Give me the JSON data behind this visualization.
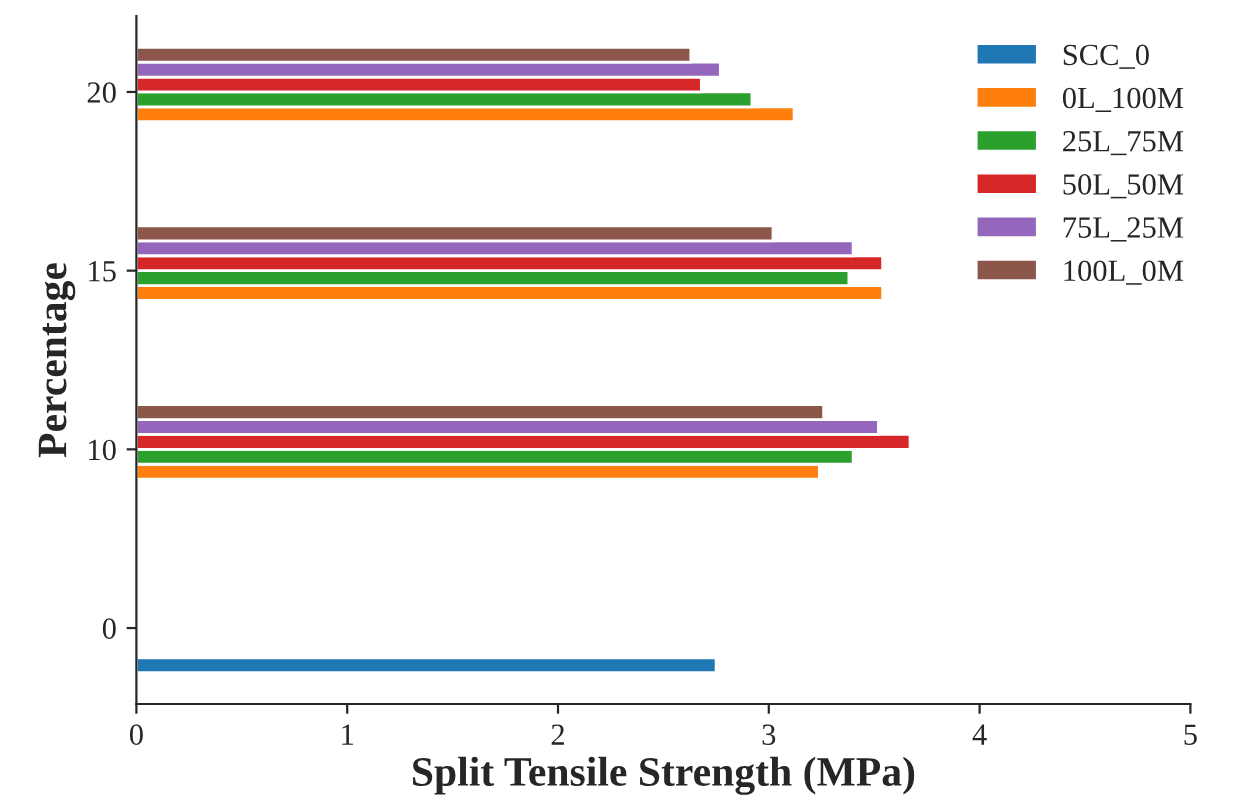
{
  "chart_data": {
    "type": "bar",
    "orientation": "horizontal",
    "xlabel": "Split Tensile Strength (MPa)",
    "ylabel": "Percentage",
    "categories": [
      "20",
      "15",
      "10",
      "0"
    ],
    "series": [
      {
        "name": "SCC_0",
        "color": "#1f77b4",
        "values": [
          null,
          null,
          null,
          2.75
        ]
      },
      {
        "name": "0L_100M",
        "color": "#ff7f0e",
        "values": [
          3.12,
          3.54,
          3.24,
          null
        ]
      },
      {
        "name": "25L_75M",
        "color": "#2ca02c",
        "values": [
          2.92,
          3.38,
          3.4,
          null
        ]
      },
      {
        "name": "50L_50M",
        "color": "#d62728",
        "values": [
          2.68,
          3.54,
          3.67,
          null
        ]
      },
      {
        "name": "75L_25M",
        "color": "#9467bd",
        "values": [
          2.77,
          3.4,
          3.52,
          null
        ]
      },
      {
        "name": "100L_0M",
        "color": "#8c564b",
        "values": [
          2.63,
          3.02,
          3.26,
          null
        ]
      }
    ],
    "xlim": [
      0,
      5
    ],
    "xticks": [
      0,
      1,
      2,
      3,
      4,
      5
    ],
    "grid": false,
    "legend": "top right"
  }
}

Task description:
Pictures in the data above should not be copied; transcribe everything else exactly.

Exercise result:
Give me the JSON data behind this visualization.
{
  "chart_data": {
    "type": "bar",
    "orientation": "horizontal",
    "xlabel": "Split Tensile Strength (MPa)",
    "ylabel": "Percentage",
    "categories": [
      "20",
      "15",
      "10",
      "0"
    ],
    "series": [
      {
        "name": "SCC_0",
        "color": "#1f77b4",
        "values": [
          null,
          null,
          null,
          2.75
        ]
      },
      {
        "name": "0L_100M",
        "color": "#ff7f0e",
        "values": [
          3.12,
          3.54,
          3.24,
          null
        ]
      },
      {
        "name": "25L_75M",
        "color": "#2ca02c",
        "values": [
          2.92,
          3.38,
          3.4,
          null
        ]
      },
      {
        "name": "50L_50M",
        "color": "#d62728",
        "values": [
          2.68,
          3.54,
          3.67,
          null
        ]
      },
      {
        "name": "75L_25M",
        "color": "#9467bd",
        "values": [
          2.77,
          3.4,
          3.52,
          null
        ]
      },
      {
        "name": "100L_0M",
        "color": "#8c564b",
        "values": [
          2.63,
          3.02,
          3.26,
          null
        ]
      }
    ],
    "xlim": [
      0,
      5
    ],
    "xticks": [
      0,
      1,
      2,
      3,
      4,
      5
    ],
    "grid": false,
    "legend": "top right"
  }
}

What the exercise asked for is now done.